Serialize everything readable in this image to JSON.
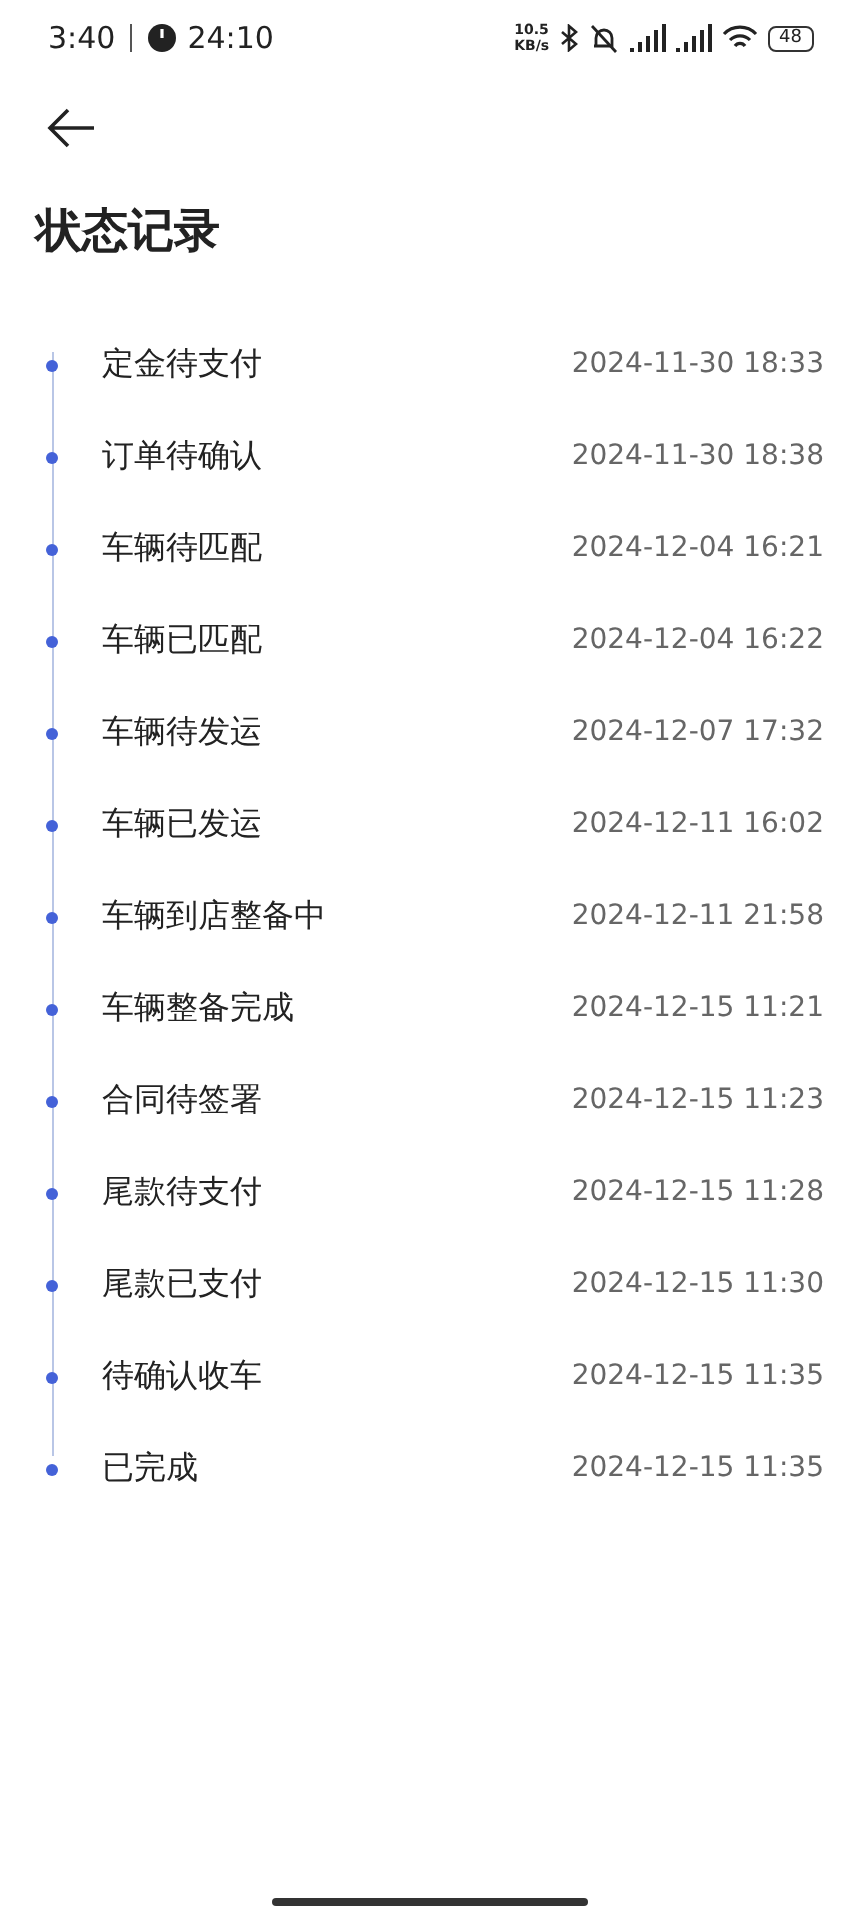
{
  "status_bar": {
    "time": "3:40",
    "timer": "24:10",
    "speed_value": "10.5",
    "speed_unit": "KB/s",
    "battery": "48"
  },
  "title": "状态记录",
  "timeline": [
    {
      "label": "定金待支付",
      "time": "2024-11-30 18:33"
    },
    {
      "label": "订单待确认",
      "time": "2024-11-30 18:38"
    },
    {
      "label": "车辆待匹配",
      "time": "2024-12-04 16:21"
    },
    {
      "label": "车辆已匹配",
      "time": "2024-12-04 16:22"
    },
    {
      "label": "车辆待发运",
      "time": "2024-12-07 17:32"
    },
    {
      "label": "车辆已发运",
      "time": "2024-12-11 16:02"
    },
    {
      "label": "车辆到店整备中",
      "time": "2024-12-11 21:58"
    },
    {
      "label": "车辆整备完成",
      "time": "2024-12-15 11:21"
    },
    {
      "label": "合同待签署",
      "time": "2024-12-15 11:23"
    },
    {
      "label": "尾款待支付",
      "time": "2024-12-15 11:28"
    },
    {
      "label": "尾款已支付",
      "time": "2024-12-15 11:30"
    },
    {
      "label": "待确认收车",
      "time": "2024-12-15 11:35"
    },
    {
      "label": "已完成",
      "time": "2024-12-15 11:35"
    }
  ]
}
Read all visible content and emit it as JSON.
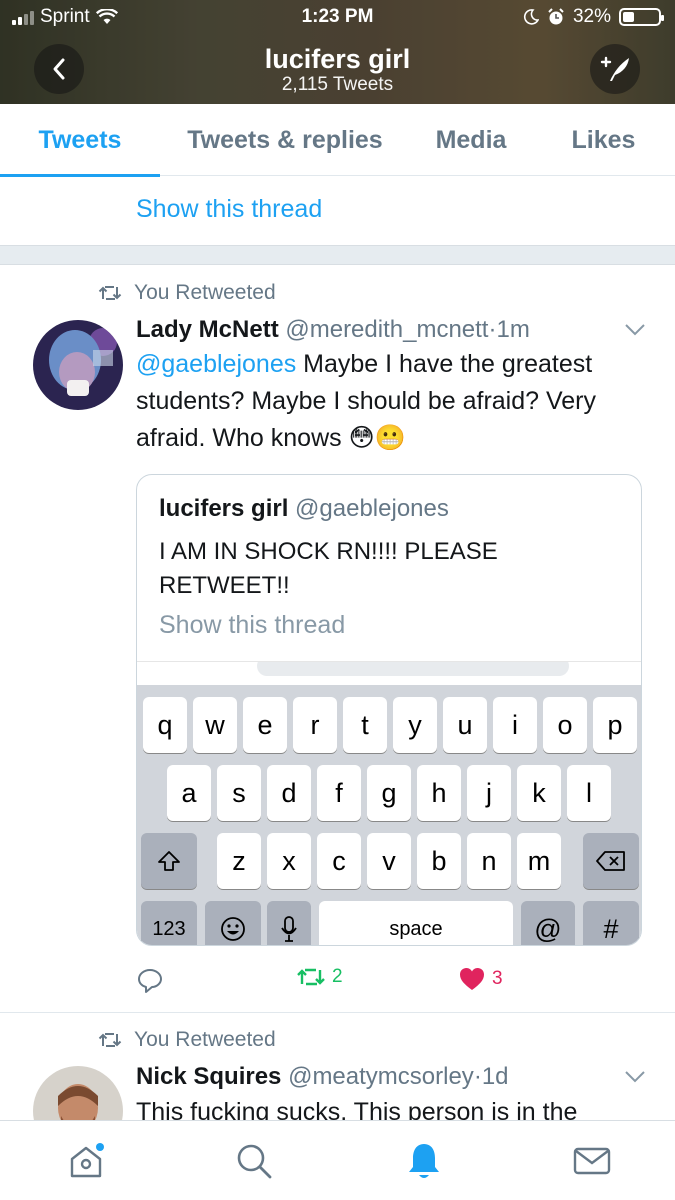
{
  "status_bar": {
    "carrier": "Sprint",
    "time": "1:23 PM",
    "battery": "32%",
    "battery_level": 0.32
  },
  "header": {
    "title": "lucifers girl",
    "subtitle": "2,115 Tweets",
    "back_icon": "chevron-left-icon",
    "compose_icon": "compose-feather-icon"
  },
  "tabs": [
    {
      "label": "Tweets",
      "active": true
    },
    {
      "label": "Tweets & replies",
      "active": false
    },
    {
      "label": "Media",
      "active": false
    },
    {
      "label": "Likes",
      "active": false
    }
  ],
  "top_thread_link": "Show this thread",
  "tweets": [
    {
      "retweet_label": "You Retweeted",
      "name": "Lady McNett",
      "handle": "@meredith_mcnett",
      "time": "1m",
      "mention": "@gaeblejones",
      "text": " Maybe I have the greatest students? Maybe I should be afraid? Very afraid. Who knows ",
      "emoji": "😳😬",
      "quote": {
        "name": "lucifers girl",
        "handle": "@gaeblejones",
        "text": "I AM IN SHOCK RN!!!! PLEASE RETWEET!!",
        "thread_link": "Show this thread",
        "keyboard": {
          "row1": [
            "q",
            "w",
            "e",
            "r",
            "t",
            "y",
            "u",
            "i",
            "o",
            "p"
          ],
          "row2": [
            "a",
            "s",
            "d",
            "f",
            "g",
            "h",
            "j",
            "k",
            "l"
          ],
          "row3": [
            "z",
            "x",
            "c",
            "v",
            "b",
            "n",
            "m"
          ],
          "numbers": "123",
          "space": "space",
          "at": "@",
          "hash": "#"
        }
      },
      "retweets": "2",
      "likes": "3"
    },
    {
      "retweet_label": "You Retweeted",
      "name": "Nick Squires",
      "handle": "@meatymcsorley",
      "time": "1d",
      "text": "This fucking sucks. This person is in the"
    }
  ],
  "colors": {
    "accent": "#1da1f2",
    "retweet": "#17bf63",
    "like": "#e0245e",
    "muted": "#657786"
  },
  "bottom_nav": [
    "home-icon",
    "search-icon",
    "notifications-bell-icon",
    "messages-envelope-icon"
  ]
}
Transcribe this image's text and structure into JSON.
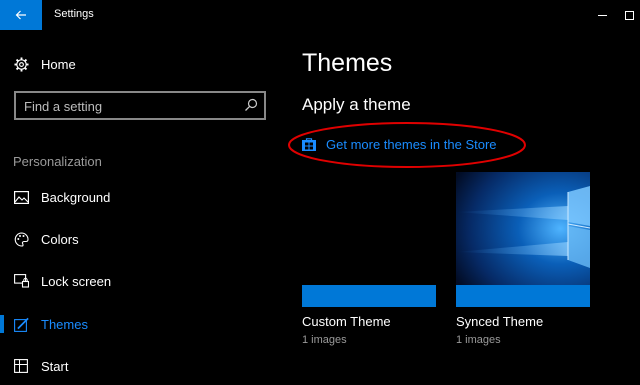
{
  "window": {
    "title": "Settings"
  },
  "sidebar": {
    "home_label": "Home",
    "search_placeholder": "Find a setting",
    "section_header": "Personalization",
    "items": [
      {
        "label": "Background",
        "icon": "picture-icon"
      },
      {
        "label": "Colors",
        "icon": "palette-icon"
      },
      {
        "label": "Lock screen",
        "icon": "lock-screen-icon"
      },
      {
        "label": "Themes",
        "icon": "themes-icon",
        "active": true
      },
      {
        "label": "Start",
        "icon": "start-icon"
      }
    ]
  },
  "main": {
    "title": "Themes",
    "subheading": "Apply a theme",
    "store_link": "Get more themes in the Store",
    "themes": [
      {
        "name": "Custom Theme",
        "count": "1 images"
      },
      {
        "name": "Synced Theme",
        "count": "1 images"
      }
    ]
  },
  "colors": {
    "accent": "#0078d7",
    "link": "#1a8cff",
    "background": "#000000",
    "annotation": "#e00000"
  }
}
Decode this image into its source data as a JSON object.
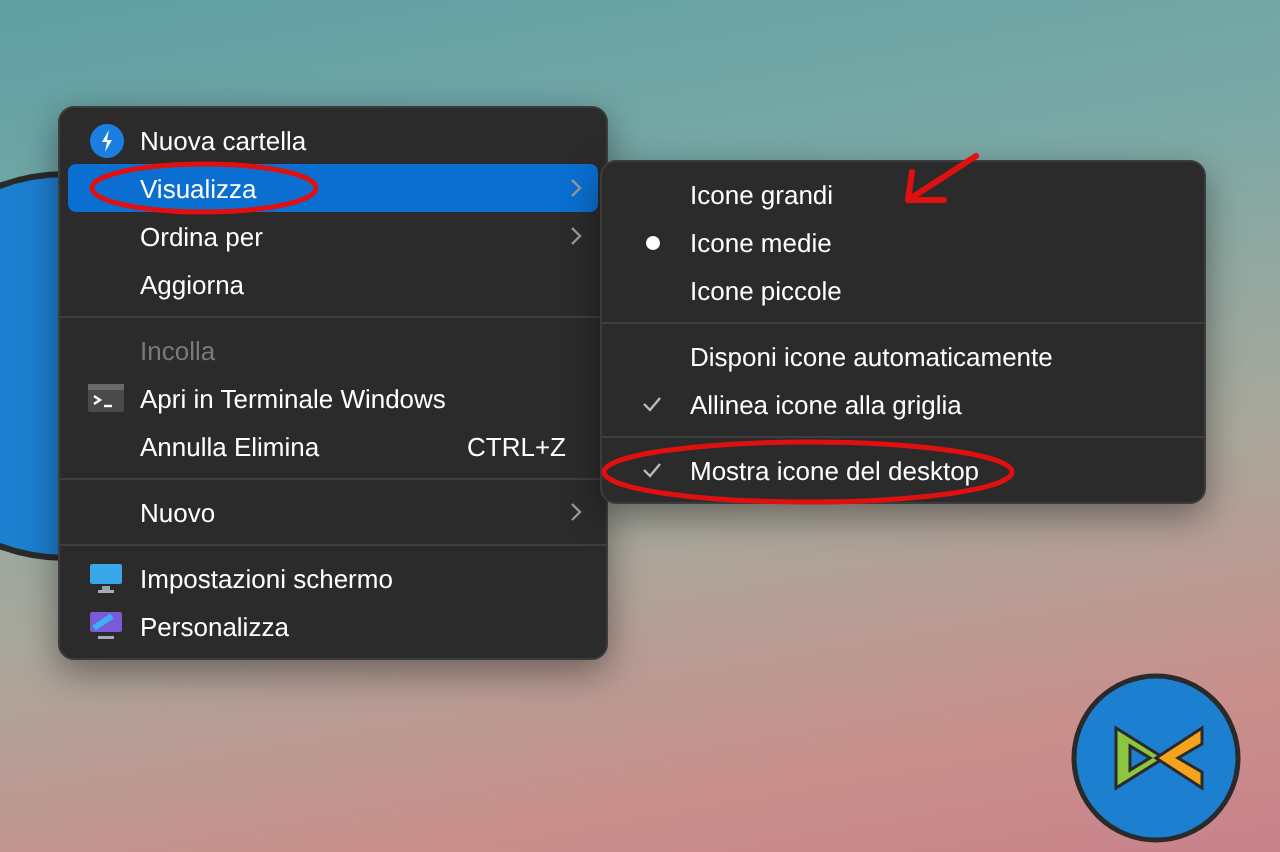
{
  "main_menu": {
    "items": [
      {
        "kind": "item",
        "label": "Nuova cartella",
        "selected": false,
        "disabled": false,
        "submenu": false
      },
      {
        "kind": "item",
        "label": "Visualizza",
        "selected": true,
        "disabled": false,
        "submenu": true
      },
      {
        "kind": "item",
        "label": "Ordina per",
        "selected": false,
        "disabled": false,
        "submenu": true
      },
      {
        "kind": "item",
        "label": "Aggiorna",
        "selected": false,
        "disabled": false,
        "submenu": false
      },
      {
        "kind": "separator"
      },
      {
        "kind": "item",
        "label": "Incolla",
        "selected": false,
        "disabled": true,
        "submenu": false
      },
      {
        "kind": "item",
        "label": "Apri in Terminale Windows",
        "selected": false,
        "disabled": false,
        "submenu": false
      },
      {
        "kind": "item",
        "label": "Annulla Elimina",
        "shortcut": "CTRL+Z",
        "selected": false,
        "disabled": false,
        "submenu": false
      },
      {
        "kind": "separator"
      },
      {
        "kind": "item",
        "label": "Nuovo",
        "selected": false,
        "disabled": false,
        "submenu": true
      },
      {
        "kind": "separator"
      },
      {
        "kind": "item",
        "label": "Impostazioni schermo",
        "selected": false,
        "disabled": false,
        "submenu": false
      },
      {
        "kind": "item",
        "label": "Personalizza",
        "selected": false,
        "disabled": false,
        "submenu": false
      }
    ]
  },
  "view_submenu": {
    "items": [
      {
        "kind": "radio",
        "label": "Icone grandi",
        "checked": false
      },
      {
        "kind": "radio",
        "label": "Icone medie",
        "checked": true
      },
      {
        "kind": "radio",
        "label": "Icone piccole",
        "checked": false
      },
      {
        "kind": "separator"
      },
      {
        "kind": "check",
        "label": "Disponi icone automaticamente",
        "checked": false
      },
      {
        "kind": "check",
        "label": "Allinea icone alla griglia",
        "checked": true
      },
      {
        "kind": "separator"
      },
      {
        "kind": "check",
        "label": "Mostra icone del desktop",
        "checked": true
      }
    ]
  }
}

· · · · ·

• Exercise description
Check each line above for the word "text" and say how many have it, with nothing else.

• Result of this exercise
4